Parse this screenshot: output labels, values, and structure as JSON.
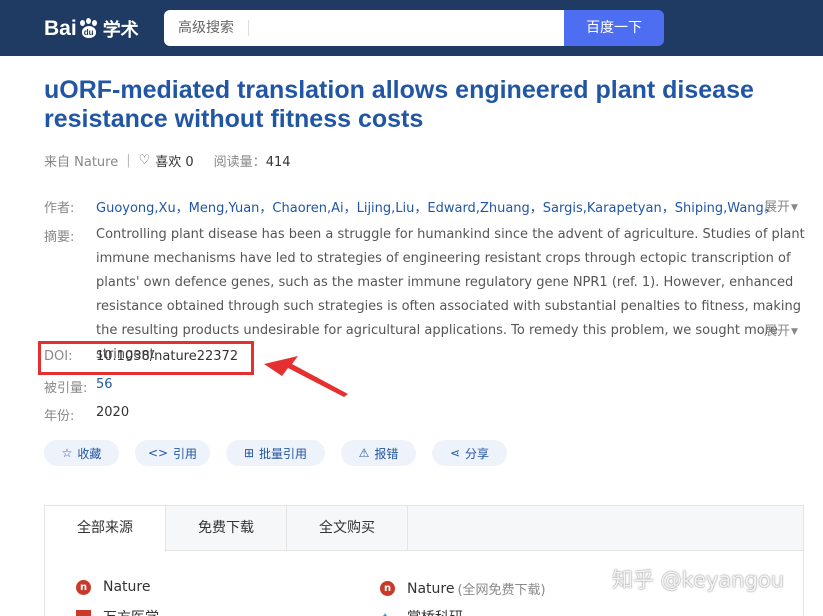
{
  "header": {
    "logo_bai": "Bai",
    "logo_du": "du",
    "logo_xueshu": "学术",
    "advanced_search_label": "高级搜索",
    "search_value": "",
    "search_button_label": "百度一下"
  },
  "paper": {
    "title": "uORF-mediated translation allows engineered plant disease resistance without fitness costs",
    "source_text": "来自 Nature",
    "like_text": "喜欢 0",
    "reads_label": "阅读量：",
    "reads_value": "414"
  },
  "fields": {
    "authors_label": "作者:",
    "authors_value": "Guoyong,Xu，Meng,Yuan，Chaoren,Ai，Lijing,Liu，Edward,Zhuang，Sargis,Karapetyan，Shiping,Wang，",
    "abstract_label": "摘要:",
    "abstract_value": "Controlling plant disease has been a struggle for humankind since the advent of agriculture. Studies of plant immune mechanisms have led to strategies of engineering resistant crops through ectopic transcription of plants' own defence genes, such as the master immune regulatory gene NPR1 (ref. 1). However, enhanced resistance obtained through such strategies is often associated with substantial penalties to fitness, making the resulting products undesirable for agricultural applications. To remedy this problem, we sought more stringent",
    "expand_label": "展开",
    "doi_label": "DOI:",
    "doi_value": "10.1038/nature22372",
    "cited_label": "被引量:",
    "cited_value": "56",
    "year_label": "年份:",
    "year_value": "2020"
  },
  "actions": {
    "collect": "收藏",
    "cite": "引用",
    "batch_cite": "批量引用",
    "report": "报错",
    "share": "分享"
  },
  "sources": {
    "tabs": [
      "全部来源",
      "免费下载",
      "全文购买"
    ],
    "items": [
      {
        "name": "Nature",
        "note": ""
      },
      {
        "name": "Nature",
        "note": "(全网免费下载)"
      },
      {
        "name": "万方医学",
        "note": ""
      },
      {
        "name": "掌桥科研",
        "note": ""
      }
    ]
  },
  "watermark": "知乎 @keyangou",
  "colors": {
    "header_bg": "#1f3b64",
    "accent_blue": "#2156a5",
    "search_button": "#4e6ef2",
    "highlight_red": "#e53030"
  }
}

****************

Work request ▸ Check each line of the records for the word "resistance", then state how many lines have it, as a number only.

Problem solution ▸ 2